▶ **Input data**:
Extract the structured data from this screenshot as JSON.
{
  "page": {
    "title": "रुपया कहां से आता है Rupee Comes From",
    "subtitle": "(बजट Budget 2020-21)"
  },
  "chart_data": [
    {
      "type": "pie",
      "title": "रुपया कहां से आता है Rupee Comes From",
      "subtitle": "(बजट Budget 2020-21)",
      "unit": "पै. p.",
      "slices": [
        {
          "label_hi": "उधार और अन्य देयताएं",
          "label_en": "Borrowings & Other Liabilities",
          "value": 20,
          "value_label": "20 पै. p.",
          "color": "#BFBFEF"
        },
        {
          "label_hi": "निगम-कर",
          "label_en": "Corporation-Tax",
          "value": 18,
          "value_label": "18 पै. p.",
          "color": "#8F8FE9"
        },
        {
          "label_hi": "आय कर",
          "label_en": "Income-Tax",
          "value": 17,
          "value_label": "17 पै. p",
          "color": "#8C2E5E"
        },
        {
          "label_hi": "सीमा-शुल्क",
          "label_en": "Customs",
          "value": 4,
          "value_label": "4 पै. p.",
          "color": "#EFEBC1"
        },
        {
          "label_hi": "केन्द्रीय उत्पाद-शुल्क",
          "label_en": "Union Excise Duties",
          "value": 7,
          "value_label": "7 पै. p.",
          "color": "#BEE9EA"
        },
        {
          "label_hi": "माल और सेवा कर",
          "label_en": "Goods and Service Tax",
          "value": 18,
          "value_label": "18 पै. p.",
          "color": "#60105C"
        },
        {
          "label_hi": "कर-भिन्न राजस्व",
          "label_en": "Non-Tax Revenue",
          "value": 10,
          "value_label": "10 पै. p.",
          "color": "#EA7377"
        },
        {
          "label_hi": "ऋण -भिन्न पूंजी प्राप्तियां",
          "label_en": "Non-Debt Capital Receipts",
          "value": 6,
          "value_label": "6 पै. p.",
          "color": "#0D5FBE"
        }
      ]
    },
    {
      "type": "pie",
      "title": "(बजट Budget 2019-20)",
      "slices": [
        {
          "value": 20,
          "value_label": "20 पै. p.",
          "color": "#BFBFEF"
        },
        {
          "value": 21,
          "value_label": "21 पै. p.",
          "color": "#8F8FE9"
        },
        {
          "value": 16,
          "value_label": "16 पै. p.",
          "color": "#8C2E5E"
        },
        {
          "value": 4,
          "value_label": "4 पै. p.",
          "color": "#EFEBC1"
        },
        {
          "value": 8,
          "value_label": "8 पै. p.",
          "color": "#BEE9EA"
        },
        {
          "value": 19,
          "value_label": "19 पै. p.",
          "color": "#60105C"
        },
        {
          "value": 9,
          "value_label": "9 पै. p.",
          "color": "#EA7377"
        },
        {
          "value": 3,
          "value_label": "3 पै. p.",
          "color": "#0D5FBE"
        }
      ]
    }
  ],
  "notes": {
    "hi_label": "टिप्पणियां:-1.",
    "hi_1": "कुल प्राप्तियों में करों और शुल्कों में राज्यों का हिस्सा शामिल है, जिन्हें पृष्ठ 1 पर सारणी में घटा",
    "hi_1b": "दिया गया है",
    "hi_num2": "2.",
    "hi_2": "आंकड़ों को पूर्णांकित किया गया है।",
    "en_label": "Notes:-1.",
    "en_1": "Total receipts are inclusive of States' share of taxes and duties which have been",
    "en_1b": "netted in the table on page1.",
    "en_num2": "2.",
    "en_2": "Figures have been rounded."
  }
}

▶ **Written problem**: Return the material exactly as it stands.

▶ **Exercise output**:
Extract the structured data from this screenshot as JSON.
{
  "page": {
    "title": "रुपया कहां से आता है Rupee Comes From",
    "subtitle": "(बजट Budget 2020-21)"
  },
  "chart_data": [
    {
      "type": "pie",
      "title": "रुपया कहां से आता है Rupee Comes From",
      "subtitle": "(बजट Budget 2020-21)",
      "unit": "पै. p.",
      "slices": [
        {
          "label_hi": "उधार और अन्य देयताएं",
          "label_en": "Borrowings & Other Liabilities",
          "value": 20,
          "value_label": "20 पै. p.",
          "color": "#BFBFEF"
        },
        {
          "label_hi": "निगम-कर",
          "label_en": "Corporation-Tax",
          "value": 18,
          "value_label": "18 पै. p.",
          "color": "#8F8FE9"
        },
        {
          "label_hi": "आय कर",
          "label_en": "Income-Tax",
          "value": 17,
          "value_label": "17 पै. p",
          "color": "#8C2E5E"
        },
        {
          "label_hi": "सीमा-शुल्क",
          "label_en": "Customs",
          "value": 4,
          "value_label": "4 पै. p.",
          "color": "#EFEBC1"
        },
        {
          "label_hi": "केन्द्रीय उत्पाद-शुल्क",
          "label_en": "Union Excise Duties",
          "value": 7,
          "value_label": "7 पै. p.",
          "color": "#BEE9EA"
        },
        {
          "label_hi": "माल और सेवा कर",
          "label_en": "Goods and Service Tax",
          "value": 18,
          "value_label": "18 पै. p.",
          "color": "#60105C"
        },
        {
          "label_hi": "कर-भिन्न राजस्व",
          "label_en": "Non-Tax Revenue",
          "value": 10,
          "value_label": "10 पै. p.",
          "color": "#EA7377"
        },
        {
          "label_hi": "ऋण -भिन्न पूंजी प्राप्तियां",
          "label_en": "Non-Debt Capital Receipts",
          "value": 6,
          "value_label": "6 पै. p.",
          "color": "#0D5FBE"
        }
      ]
    },
    {
      "type": "pie",
      "title": "(बजट Budget 2019-20)",
      "slices": [
        {
          "value": 20,
          "value_label": "20 पै. p.",
          "color": "#BFBFEF"
        },
        {
          "value": 21,
          "value_label": "21 पै. p.",
          "color": "#8F8FE9"
        },
        {
          "value": 16,
          "value_label": "16 पै. p.",
          "color": "#8C2E5E"
        },
        {
          "value": 4,
          "value_label": "4 पै. p.",
          "color": "#EFEBC1"
        },
        {
          "value": 8,
          "value_label": "8 पै. p.",
          "color": "#BEE9EA"
        },
        {
          "value": 19,
          "value_label": "19 पै. p.",
          "color": "#60105C"
        },
        {
          "value": 9,
          "value_label": "9 पै. p.",
          "color": "#EA7377"
        },
        {
          "value": 3,
          "value_label": "3 पै. p.",
          "color": "#0D5FBE"
        }
      ]
    }
  ],
  "notes": {
    "hi_label": "टिप्पणियां:-1.",
    "hi_1": "कुल प्राप्तियों में करों और शुल्कों में राज्यों का हिस्सा शामिल है, जिन्हें पृष्ठ 1 पर सारणी में घटा",
    "hi_1b": "दिया गया है",
    "hi_num2": "2.",
    "hi_2": "आंकड़ों को पूर्णांकित किया गया है।",
    "en_label": "Notes:-1.",
    "en_1": "Total receipts are inclusive of States' share of taxes and duties which have been",
    "en_1b": "netted in the table on page1.",
    "en_num2": "2.",
    "en_2": "Figures have been rounded."
  }
}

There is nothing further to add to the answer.